Saved entries:
BEGIN

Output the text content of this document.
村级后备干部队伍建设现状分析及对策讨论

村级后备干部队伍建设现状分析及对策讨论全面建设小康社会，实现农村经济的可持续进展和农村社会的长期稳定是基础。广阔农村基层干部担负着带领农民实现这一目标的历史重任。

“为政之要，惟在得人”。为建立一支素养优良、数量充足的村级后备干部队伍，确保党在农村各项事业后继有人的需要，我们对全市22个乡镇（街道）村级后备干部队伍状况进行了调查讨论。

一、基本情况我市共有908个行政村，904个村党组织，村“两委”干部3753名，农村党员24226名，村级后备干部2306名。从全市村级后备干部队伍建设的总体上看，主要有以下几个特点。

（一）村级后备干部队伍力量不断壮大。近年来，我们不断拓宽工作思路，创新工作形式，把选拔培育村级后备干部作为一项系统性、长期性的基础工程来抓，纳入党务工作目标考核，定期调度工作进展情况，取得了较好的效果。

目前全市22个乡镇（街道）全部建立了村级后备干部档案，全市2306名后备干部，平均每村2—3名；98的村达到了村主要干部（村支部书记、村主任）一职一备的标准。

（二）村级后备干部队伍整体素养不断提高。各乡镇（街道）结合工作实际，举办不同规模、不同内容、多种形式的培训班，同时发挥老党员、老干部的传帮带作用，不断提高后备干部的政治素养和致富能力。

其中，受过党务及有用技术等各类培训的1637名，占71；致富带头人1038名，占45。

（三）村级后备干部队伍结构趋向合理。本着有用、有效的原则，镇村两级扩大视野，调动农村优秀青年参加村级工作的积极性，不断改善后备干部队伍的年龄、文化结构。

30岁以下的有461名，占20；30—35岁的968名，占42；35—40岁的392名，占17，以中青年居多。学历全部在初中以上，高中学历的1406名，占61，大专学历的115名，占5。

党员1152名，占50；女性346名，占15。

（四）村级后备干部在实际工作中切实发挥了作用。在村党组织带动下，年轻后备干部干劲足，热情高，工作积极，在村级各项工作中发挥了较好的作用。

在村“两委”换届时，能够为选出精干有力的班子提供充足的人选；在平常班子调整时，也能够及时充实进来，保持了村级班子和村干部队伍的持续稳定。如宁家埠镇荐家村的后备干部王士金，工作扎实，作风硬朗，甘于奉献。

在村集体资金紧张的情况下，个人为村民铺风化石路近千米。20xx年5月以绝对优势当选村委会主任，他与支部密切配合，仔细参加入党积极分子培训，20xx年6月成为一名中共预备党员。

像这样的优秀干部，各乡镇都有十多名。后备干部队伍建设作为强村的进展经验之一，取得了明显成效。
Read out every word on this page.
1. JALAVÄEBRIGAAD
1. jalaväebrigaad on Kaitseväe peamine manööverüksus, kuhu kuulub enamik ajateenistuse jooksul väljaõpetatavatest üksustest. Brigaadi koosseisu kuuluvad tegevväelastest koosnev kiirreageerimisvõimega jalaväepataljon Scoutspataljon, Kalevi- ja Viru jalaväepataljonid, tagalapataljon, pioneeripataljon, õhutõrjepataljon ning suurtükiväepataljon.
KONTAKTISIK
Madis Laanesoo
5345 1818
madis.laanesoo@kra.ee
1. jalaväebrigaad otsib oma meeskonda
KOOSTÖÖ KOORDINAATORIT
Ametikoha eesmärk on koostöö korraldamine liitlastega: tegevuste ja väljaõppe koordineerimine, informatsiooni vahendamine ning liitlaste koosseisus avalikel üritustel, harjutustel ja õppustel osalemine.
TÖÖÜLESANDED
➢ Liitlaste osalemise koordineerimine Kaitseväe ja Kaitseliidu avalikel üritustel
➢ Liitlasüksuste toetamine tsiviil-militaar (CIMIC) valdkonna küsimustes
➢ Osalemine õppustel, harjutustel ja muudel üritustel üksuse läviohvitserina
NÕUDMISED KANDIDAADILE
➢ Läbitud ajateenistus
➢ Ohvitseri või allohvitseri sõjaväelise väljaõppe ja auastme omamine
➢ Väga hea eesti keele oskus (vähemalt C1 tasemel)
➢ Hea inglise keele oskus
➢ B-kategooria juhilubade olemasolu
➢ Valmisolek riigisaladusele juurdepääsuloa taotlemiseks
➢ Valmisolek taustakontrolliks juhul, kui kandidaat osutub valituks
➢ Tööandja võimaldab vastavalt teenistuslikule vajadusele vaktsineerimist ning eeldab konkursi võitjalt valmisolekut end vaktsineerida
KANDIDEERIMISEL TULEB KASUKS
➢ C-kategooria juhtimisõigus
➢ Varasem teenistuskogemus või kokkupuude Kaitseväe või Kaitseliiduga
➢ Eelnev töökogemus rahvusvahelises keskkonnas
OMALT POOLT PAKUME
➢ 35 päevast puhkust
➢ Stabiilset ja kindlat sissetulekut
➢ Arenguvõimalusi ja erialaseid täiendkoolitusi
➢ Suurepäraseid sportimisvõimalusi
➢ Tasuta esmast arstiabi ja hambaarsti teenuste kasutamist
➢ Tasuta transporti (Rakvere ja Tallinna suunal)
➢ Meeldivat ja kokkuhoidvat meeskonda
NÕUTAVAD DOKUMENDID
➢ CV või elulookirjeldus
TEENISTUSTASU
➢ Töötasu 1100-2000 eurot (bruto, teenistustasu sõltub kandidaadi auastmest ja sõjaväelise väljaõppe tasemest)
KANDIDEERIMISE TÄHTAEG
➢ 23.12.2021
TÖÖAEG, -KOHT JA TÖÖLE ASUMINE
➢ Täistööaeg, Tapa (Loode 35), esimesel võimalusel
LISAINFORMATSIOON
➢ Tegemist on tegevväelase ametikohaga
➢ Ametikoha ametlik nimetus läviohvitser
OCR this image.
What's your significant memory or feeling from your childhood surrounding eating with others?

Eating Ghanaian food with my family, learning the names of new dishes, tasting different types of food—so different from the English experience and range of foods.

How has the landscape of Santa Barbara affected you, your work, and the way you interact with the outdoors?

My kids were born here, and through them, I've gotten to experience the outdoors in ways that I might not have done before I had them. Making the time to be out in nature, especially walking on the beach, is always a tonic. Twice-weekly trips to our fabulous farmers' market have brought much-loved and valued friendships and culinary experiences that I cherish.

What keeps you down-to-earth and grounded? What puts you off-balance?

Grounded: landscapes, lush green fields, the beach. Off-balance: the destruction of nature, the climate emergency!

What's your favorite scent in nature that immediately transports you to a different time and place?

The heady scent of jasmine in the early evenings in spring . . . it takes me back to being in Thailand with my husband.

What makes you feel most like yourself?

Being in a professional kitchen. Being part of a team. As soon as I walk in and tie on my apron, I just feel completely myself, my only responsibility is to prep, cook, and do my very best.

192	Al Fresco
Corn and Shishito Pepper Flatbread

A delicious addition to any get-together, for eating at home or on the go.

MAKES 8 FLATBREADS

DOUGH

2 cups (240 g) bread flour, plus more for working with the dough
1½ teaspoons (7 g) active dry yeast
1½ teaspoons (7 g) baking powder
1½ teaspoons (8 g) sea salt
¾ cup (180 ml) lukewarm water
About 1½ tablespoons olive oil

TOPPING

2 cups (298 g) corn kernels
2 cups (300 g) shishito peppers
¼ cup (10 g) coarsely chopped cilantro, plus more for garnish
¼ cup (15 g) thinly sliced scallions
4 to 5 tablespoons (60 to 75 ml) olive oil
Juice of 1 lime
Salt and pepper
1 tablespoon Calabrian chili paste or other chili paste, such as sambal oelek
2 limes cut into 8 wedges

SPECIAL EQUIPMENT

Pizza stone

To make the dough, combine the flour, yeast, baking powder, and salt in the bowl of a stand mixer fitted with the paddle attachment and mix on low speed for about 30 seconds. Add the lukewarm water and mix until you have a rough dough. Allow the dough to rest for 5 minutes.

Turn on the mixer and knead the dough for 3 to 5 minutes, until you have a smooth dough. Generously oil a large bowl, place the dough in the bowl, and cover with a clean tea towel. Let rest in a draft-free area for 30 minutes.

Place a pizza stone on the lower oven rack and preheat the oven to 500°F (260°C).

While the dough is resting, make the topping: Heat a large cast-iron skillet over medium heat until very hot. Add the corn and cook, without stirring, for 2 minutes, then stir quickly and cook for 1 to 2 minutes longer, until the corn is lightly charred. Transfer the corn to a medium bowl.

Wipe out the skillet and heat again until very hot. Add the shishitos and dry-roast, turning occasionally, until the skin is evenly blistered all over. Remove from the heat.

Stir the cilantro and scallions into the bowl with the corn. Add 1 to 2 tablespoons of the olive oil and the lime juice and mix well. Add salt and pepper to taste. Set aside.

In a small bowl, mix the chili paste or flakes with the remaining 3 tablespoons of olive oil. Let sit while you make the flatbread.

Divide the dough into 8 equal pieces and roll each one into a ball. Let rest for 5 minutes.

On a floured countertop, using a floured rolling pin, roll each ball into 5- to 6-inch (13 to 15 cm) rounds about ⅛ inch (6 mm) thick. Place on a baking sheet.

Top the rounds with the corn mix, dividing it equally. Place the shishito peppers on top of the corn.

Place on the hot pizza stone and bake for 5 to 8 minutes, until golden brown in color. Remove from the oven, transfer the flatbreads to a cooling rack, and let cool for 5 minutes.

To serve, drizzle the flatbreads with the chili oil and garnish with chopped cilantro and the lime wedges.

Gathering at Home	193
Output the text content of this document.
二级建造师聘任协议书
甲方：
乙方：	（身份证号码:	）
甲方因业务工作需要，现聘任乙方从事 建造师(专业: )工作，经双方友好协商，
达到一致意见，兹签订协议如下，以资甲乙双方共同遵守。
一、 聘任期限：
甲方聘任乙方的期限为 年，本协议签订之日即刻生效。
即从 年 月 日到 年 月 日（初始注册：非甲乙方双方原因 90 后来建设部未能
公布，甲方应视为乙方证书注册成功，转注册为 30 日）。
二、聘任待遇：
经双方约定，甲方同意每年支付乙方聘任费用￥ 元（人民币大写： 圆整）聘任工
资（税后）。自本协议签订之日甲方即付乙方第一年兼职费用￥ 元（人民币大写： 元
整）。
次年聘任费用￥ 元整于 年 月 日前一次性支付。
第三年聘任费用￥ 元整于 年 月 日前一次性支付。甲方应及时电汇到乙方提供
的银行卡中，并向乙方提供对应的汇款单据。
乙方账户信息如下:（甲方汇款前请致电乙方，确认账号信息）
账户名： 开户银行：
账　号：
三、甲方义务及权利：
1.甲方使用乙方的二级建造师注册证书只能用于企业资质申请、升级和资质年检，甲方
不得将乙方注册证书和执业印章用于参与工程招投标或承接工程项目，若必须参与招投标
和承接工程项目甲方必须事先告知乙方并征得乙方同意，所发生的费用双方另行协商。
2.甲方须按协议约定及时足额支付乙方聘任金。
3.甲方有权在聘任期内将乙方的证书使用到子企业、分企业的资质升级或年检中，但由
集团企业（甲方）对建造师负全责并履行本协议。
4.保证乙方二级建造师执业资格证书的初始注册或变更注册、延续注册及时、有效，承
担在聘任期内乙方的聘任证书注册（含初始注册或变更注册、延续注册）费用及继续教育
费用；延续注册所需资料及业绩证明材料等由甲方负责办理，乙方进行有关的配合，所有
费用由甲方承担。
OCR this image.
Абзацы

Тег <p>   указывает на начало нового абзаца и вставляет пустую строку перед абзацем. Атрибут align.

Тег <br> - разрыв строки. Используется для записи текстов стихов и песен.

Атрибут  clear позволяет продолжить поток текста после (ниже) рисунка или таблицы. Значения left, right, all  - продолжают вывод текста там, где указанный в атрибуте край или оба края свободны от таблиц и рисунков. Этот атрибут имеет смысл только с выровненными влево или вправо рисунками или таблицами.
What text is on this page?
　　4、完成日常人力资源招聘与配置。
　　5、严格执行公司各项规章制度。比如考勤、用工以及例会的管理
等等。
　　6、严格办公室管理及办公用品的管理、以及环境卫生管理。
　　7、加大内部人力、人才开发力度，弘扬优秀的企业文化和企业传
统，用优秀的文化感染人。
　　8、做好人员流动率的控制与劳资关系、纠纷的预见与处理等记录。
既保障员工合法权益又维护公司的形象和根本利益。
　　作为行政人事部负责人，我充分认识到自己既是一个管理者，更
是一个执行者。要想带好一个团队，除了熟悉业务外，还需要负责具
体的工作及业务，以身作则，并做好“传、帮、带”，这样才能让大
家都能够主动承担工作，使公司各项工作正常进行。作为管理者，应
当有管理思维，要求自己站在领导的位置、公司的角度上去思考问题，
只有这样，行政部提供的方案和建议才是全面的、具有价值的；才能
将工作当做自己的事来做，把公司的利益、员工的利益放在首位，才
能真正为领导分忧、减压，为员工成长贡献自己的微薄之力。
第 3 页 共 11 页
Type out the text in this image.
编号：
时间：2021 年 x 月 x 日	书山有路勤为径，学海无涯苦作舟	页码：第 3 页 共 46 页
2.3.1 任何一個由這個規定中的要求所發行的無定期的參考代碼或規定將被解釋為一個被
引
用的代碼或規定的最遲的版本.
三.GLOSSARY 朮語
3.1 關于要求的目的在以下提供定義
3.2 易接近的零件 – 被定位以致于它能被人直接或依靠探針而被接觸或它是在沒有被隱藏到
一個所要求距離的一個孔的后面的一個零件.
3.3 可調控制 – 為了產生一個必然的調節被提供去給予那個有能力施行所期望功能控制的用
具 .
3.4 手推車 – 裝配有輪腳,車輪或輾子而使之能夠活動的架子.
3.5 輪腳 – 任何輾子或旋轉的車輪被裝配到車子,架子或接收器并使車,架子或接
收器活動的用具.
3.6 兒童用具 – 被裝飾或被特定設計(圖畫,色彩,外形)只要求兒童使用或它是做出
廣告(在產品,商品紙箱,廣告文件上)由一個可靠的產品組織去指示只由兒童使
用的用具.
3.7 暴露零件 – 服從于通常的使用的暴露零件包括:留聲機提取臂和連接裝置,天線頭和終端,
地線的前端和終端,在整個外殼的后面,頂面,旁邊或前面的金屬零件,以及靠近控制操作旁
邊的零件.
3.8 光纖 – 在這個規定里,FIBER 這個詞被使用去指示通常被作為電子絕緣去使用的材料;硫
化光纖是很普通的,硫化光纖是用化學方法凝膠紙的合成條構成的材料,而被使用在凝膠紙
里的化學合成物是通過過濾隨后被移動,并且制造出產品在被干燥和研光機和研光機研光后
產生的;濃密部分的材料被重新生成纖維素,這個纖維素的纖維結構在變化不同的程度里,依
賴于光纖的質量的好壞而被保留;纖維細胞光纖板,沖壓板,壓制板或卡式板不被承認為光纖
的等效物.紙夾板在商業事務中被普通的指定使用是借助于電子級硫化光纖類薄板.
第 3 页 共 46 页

END

Written problem: Each line containing the word "tablespoons" counts once; report the total alone.

Result of the task: 4